→ **Written task**: Below are some entries. Work out how many of their lines hold the word "data", and write that number alone.

→ **Entries shown**:

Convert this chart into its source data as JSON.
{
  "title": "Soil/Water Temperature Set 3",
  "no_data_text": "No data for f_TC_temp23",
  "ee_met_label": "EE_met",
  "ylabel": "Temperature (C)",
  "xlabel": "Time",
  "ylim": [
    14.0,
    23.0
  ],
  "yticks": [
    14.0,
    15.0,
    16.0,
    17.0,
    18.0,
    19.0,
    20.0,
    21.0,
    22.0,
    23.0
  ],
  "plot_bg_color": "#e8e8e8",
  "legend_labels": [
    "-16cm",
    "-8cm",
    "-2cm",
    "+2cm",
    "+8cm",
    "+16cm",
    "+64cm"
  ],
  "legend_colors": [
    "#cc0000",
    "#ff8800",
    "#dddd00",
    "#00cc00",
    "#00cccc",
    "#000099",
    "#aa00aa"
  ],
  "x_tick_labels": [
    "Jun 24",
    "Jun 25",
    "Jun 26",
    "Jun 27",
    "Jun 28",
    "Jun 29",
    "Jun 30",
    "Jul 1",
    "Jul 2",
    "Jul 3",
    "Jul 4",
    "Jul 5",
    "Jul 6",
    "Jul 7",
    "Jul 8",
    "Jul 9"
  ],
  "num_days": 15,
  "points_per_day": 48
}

→ **Answer for the task**: 2